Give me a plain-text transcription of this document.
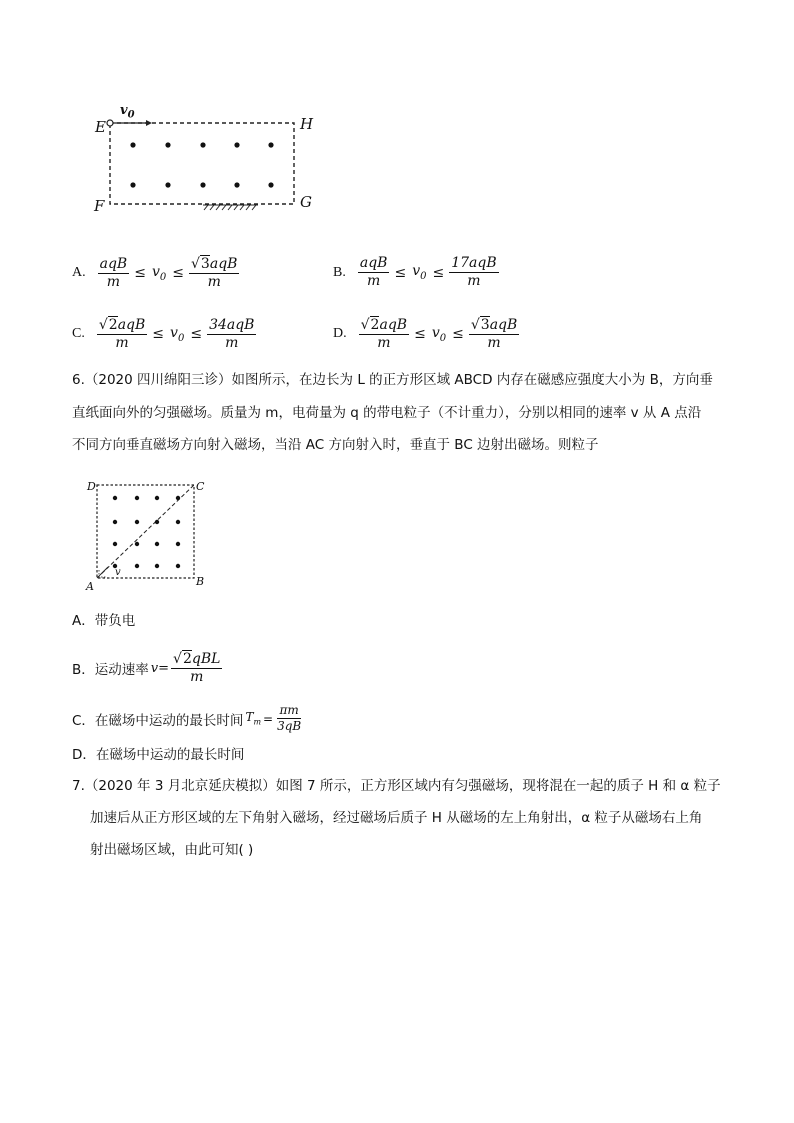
$v_0$
E	H
F	G
A. $\frac{\text{aqB}}{m} \le v_0 \le \frac{\text{√3aqB}}{m}$	B. $\frac{\text{aqB}}{m} \le v_0 \le \frac{\text{17aqB}}{m}$
C. $\frac{\text{√2aqB}}{m} \le v_0 \le \frac{\text{34aqB}}{m}$	D. $\frac{\text{√2aqB}}{m} \le v_0 \le \frac{\text{√3aqB}}{m}$
6.（2020 四川绵阳三诊）如图所示，在边长为 L 的正方形区域 ABCD 内存在磁感应强度大小为 B，方向垂
直纸面向外的匀强磁场。质量为 m，电荷量为 q 的带电粒子（不计重力），分别以相同的速率 v 从 A 点沿
不同方向垂直磁场方向射入磁场，当沿 AC 方向射入时，垂直于 BC 边射出磁场。则粒子
D	C
A	B
v
A．带负电
B．运动速率 $v= \frac{\text{√2qBL}}{m}$
C．在磁场中运动的最长时间 $T_m = \frac{\pi m}{3qB}$
D．在磁场中运动的最长时间
7.（2020 年 3 月北京延庆模拟）如图 7 所示，正方形区域内有匀强磁场，现将混在一起的质子 H 和 α 粒子
加速后从正方形区域的左下角射入磁场，经过磁场后质子 H 从磁场的左上角射出，α 粒子从磁场右上角
射出磁场区域，由此可知( )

* * *

_WRITTEN INSTRUCTION:_
Without the pictures, print the whole listing exactly as given.

_WRITTEN SOLUTION:_
Give me a plain-text transcription of this document.
$v_0$
E	H
F	G
A. $\frac{\text{aqB}}{m} \le v_0 \le \frac{\text{√3aqB}}{m}$	B. $\frac{\text{aqB}}{m} \le v_0 \le \frac{\text{17aqB}}{m}$
C. $\frac{\text{√2aqB}}{m} \le v_0 \le \frac{\text{34aqB}}{m}$	D. $\frac{\text{√2aqB}}{m} \le v_0 \le \frac{\text{√3aqB}}{m}$
6.（2020 四川绵阳三诊）如图所示，在边长为 L 的正方形区域 ABCD 内存在磁感应强度大小为 B，方向垂
直纸面向外的匀强磁场。质量为 m，电荷量为 q 的带电粒子（不计重力），分别以相同的速率 v 从 A 点沿
不同方向垂直磁场方向射入磁场，当沿 AC 方向射入时，垂直于 BC 边射出磁场。则粒子
D	C
A	B
v
A．带负电
B．运动速率 $v= \frac{\text{√2qBL}}{m}$
C．在磁场中运动的最长时间 $T_m = \frac{\pi m}{3qB}$
D．在磁场中运动的最长时间
7.（2020 年 3 月北京延庆模拟）如图 7 所示，正方形区域内有匀强磁场，现将混在一起的质子 H 和 α 粒子
加速后从正方形区域的左下角射入磁场，经过磁场后质子 H 从磁场的左上角射出，α 粒子从磁场右上角
射出磁场区域，由此可知( )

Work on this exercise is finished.